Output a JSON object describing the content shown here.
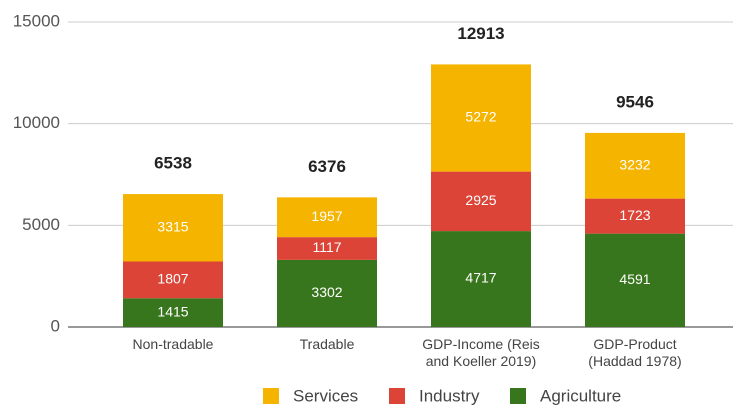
{
  "chart_data": {
    "type": "stacked_bar",
    "categories": [
      "Non-tradable",
      "Tradable",
      "GDP-Income (Reis and Koeller 2019)",
      "GDP-Product (Haddad 1978)"
    ],
    "series": [
      {
        "name": "Agriculture",
        "color": "#38761d",
        "values": [
          1415,
          3302,
          4717,
          4591
        ]
      },
      {
        "name": "Industry",
        "color": "#db4437",
        "values": [
          1807,
          1117,
          2925,
          1723
        ]
      },
      {
        "name": "Services",
        "color": "#f4b400",
        "values": [
          3315,
          1957,
          5272,
          3232
        ]
      }
    ],
    "totals": [
      6538,
      6376,
      12913,
      9546
    ],
    "ylim": [
      0,
      15000
    ],
    "yticks": [
      0,
      5000,
      10000,
      15000
    ],
    "grid": true,
    "legend": "bottom"
  }
}
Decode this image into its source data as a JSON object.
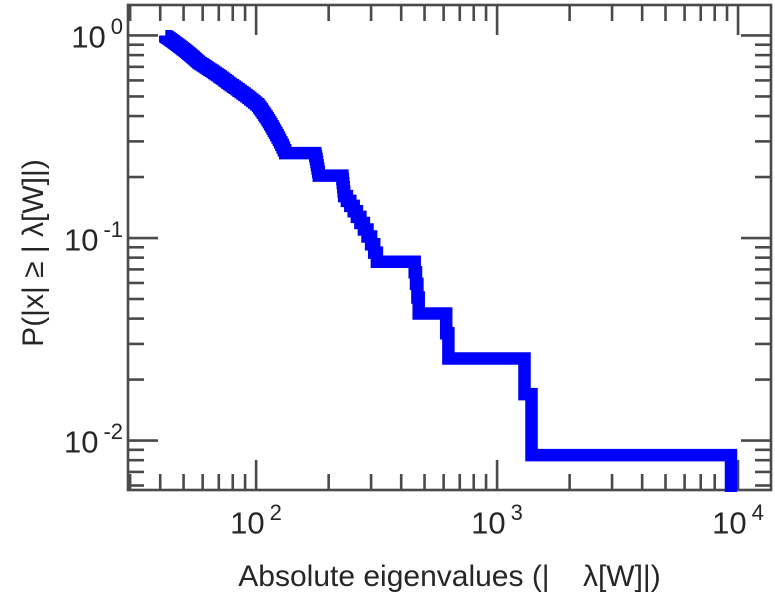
{
  "figure": {
    "background": "#ffffff",
    "frame_color": "#4a4a4a",
    "text_color": "#262626"
  },
  "chart_data": {
    "type": "line",
    "subtype": "empirical_ccdf_step",
    "title": "",
    "xlabel": "Absolute eigenvalues (|    λ[W]|)",
    "ylabel": "P(|x| ≥ | λ[W]|)",
    "x_scale": "log",
    "y_scale": "log",
    "xlim": [
      29.4,
      13700
    ],
    "ylim": [
      0.0057,
      1.414
    ],
    "grid": false,
    "legend": null,
    "x_ticks": {
      "major_values": [
        100,
        1000,
        10000
      ],
      "labels": [
        {
          "base": "10",
          "exp": "2"
        },
        {
          "base": "10",
          "exp": "3"
        },
        {
          "base": "10",
          "exp": "4"
        }
      ]
    },
    "y_ticks": {
      "major_values": [
        1,
        0.1,
        0.01
      ],
      "labels": [
        {
          "base": "10",
          "exp": "0"
        },
        {
          "base": "10",
          "exp": "-1"
        },
        {
          "base": "10",
          "exp": "-2"
        }
      ]
    },
    "series": [
      {
        "name": "absolute-eigenvalue-ccdf",
        "color": "#0000ff",
        "line_width": 12.5,
        "n_samples": 118,
        "p_start": 1.0,
        "p_min_plateau": 0.00847,
        "eigenvalues_sorted": [
          42.0,
          42.4,
          42.9,
          43.3,
          43.8,
          44.2,
          44.7,
          45.2,
          45.6,
          46.1,
          46.6,
          47.1,
          47.6,
          48.1,
          48.6,
          49.1,
          49.6,
          50.2,
          50.7,
          51.2,
          51.8,
          52.3,
          52.9,
          53.4,
          54.0,
          54.6,
          55.1,
          55.7,
          56.3,
          56.9,
          57.5,
          58.1,
          59.0,
          60.0,
          60.9,
          61.9,
          62.9,
          63.9,
          64.9,
          66.0,
          67.0,
          68.1,
          69.2,
          70.3,
          71.4,
          72.6,
          73.7,
          74.9,
          76.1,
          77.3,
          78.6,
          80.1,
          81.6,
          83.1,
          84.6,
          86.2,
          87.8,
          89.5,
          91.2,
          92.9,
          94.6,
          96.4,
          98.2,
          100.0,
          101.9,
          103.1,
          104.3,
          105.5,
          106.7,
          108.0,
          109.2,
          110.5,
          111.8,
          113.1,
          114.4,
          115.7,
          117.1,
          118.4,
          119.8,
          121.3,
          122.8,
          124.3,
          125.8,
          127.3,
          128.9,
          130.4,
          132.0,
          176.0,
          177.0,
          178.0,
          179.0,
          180.0,
          181.0,
          182.0,
          228.0,
          229.0,
          230.0,
          231.0,
          232.0,
          238.0,
          246.0,
          254.0,
          262.0,
          271.0,
          280.0,
          290.0,
          300.0,
          309.0,
          317.0,
          455.0,
          461.0,
          467.0,
          473.0,
          615.0,
          628.0,
          1300.0,
          1390.0,
          9350.0
        ]
      }
    ]
  }
}
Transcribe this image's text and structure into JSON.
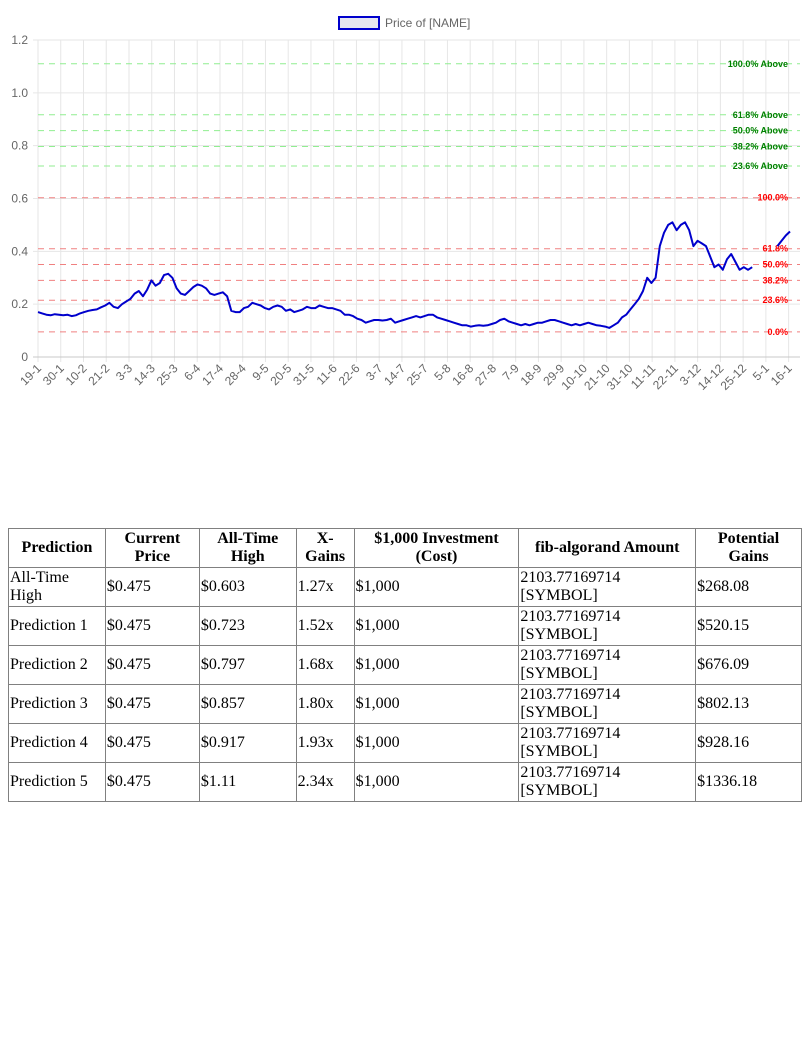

_ _ _

=== SET TASK ===
Quote every line of the records above exactly; no picture is to be copied.

=== OUTPUT FOR THIS EXERCISE ===
Output a JSON object describing the content shown here.
{
  "chart_data": {
    "type": "stacked_bar",
    "categories": [
      "Non-tradable",
      "Tradable",
      "GDP-Income (Reis and Koeller 2019)",
      "GDP-Product (Haddad 1978)"
    ],
    "series": [
      {
        "name": "Agriculture",
        "color": "#38761d",
        "values": [
          1415,
          3302,
          4717,
          4591
        ]
      },
      {
        "name": "Industry",
        "color": "#db4437",
        "values": [
          1807,
          1117,
          2925,
          1723
        ]
      },
      {
        "name": "Services",
        "color": "#f4b400",
        "values": [
          3315,
          1957,
          5272,
          3232
        ]
      }
    ],
    "totals": [
      6538,
      6376,
      12913,
      9546
    ],
    "ylim": [
      0,
      15000
    ],
    "yticks": [
      0,
      5000,
      10000,
      15000
    ],
    "grid": true,
    "legend": "bottom"
  }
}
Decode this image into its source data as a JSON object.
{
  "figure": {
    "background": "#ffffff",
    "frame_color": "#4a4a4a",
    "text_color": "#262626"
  },
  "chart_data": {
    "type": "line",
    "subtype": "empirical_ccdf_step",
    "title": "",
    "xlabel": "Absolute eigenvalues (|    λ[W]|)",
    "ylabel": "P(|x| ≥ | λ[W]|)",
    "x_scale": "log",
    "y_scale": "log",
    "xlim": [
      29.4,
      13700
    ],
    "ylim": [
      0.0057,
      1.414
    ],
    "grid": false,
    "legend": null,
    "x_ticks": {
      "major_values": [
        100,
        1000,
        10000
      ],
      "labels": [
        {
          "base": "10",
          "exp": "2"
        },
        {
          "base": "10",
          "exp": "3"
        },
        {
          "base": "10",
          "exp": "4"
        }
      ]
    },
    "y_ticks": {
      "major_values": [
        1,
        0.1,
        0.01
      ],
      "labels": [
        {
          "base": "10",
          "exp": "0"
        },
        {
          "base": "10",
          "exp": "-1"
        },
        {
          "base": "10",
          "exp": "-2"
        }
      ]
    },
    "series": [
      {
        "name": "absolute-eigenvalue-ccdf",
        "color": "#0000ff",
        "line_width": 12.5,
        "n_samples": 118,
        "p_start": 1.0,
        "p_min_plateau": 0.00847,
        "eigenvalues_sorted": [
          42.0,
          42.4,
          42.9,
          43.3,
          43.8,
          44.2,
          44.7,
          45.2,
          45.6,
          46.1,
          46.6,
          47.1,
          47.6,
          48.1,
          48.6,
          49.1,
          49.6,
          50.2,
          50.7,
          51.2,
          51.8,
          52.3,
          52.9,
          53.4,
          54.0,
          54.6,
          55.1,
          55.7,
          56.3,
          56.9,
          57.5,
          58.1,
          59.0,
          60.0,
          60.9,
          61.9,
          62.9,
          63.9,
          64.9,
          66.0,
          67.0,
          68.1,
          69.2,
          70.3,
          71.4,
          72.6,
          73.7,
          74.9,
          76.1,
          77.3,
          78.6,
          80.1,
          81.6,
          83.1,
          84.6,
          86.2,
          87.8,
          89.5,
          91.2,
          92.9,
          94.6,
          96.4,
          98.2,
          100.0,
          101.9,
          103.1,
          104.3,
          105.5,
          106.7,
          108.0,
          109.2,
          110.5,
          111.8,
          113.1,
          114.4,
          115.7,
          117.1,
          118.4,
          119.8,
          121.3,
          122.8,
          124.3,
          125.8,
          127.3,
          128.9,
          130.4,
          132.0,
          176.0,
          177.0,
          178.0,
          179.0,
          180.0,
          181.0,
          182.0,
          228.0,
          229.0,
          230.0,
          231.0,
          232.0,
          238.0,
          246.0,
          254.0,
          262.0,
          271.0,
          280.0,
          290.0,
          300.0,
          309.0,
          317.0,
          455.0,
          461.0,
          467.0,
          473.0,
          615.0,
          628.0,
          1300.0,
          1390.0,
          9350.0
        ]
      }
    ]
  }
}
Transcribe this image's text and structure into JSON.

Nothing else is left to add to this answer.